Find the word "Artenara" in the data. Return every line where it appears.

Items from a data source
=======

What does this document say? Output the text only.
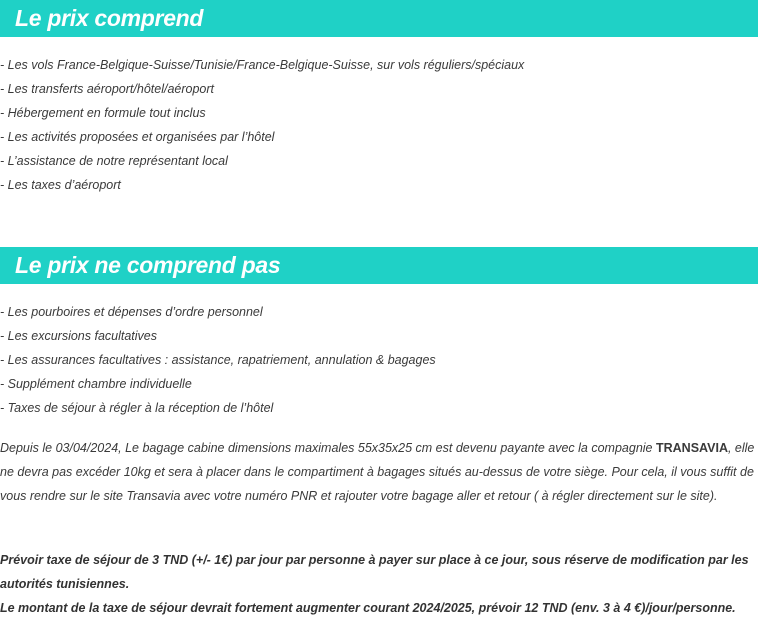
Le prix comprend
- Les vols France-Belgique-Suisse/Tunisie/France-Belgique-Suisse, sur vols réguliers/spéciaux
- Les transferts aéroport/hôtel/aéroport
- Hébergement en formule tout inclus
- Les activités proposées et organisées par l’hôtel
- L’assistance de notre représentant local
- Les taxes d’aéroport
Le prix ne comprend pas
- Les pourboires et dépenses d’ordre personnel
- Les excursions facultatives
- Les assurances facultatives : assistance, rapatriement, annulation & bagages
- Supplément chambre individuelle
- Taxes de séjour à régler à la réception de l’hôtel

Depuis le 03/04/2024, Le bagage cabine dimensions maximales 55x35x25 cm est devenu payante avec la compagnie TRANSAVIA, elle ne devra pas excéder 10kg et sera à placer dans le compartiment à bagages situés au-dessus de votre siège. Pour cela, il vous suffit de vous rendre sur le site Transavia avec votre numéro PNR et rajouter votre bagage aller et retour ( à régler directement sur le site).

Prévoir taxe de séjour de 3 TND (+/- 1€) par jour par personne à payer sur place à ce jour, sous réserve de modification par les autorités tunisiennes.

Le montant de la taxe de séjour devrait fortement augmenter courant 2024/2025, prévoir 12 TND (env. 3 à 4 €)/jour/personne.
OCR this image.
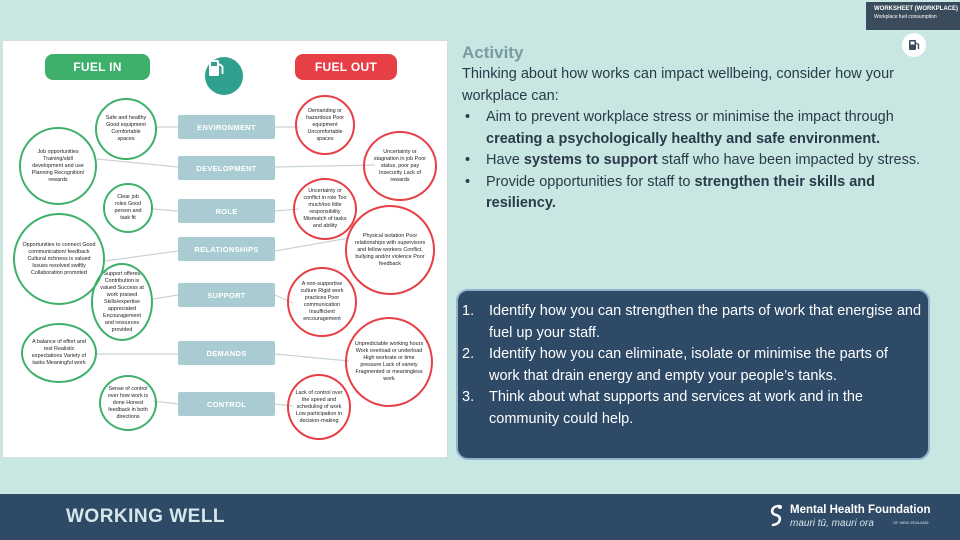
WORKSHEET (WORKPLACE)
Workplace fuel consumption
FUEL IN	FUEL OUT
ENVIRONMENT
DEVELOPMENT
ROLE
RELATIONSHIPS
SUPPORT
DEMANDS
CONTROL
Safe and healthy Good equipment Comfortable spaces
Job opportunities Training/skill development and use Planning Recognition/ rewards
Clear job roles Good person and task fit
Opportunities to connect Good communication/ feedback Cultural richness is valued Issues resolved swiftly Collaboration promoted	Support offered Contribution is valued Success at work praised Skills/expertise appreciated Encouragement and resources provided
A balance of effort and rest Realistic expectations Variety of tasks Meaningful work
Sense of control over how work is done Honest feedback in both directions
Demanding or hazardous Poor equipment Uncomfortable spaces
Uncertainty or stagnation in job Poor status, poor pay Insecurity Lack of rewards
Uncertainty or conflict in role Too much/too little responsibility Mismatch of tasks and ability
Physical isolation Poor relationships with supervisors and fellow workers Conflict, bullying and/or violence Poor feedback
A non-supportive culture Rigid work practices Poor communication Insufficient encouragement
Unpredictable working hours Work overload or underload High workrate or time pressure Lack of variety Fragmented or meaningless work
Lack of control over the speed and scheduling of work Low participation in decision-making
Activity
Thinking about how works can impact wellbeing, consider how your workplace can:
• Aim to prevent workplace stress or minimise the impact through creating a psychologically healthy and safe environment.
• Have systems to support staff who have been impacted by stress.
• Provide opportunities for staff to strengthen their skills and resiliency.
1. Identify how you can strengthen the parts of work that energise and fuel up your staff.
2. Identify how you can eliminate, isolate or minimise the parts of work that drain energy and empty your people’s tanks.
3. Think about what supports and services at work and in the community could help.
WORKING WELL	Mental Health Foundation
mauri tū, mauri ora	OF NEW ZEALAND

=======

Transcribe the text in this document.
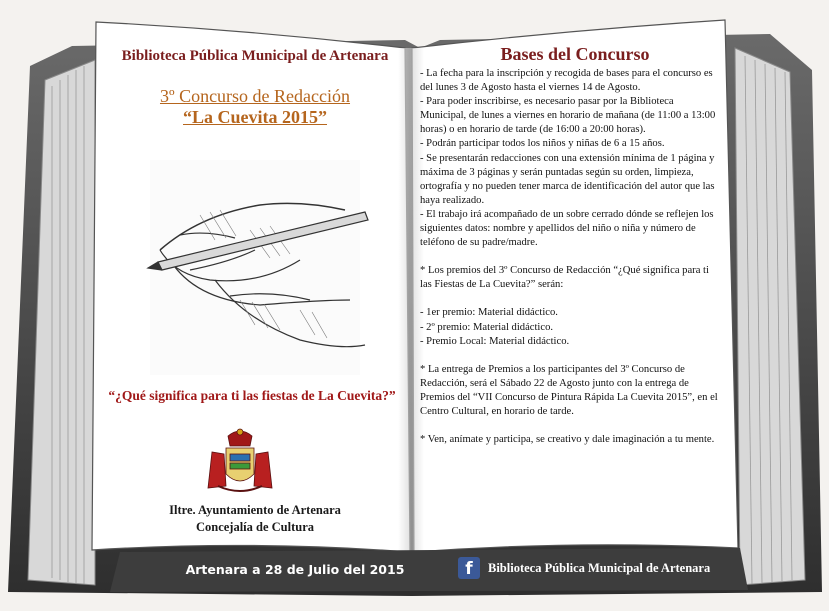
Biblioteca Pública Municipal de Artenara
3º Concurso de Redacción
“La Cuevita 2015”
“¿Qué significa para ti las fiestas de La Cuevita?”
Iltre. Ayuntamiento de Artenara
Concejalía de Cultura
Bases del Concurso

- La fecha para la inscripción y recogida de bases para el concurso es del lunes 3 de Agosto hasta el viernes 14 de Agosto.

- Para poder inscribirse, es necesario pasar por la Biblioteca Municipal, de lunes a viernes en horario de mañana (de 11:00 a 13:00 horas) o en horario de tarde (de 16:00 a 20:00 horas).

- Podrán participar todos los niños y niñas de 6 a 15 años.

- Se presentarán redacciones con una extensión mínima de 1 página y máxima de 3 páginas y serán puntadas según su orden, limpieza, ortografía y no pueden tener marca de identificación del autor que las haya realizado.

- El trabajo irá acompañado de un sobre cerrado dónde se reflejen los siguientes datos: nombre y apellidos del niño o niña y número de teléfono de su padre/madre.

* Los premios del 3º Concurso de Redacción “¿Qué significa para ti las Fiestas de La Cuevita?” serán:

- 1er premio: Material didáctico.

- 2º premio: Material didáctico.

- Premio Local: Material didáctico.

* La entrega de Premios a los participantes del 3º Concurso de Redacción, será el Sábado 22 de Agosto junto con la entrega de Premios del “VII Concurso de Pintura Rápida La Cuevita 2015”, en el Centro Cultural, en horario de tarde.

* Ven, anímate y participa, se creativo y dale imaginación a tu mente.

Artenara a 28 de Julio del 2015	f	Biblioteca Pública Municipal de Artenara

=======

Full answer.
Biblioteca Pública Municipal de Artenara
Iltre. Ayuntamiento de Artenara
Artenara a 28 de Julio del 2015	f	Biblioteca Pública Municipal de Artenara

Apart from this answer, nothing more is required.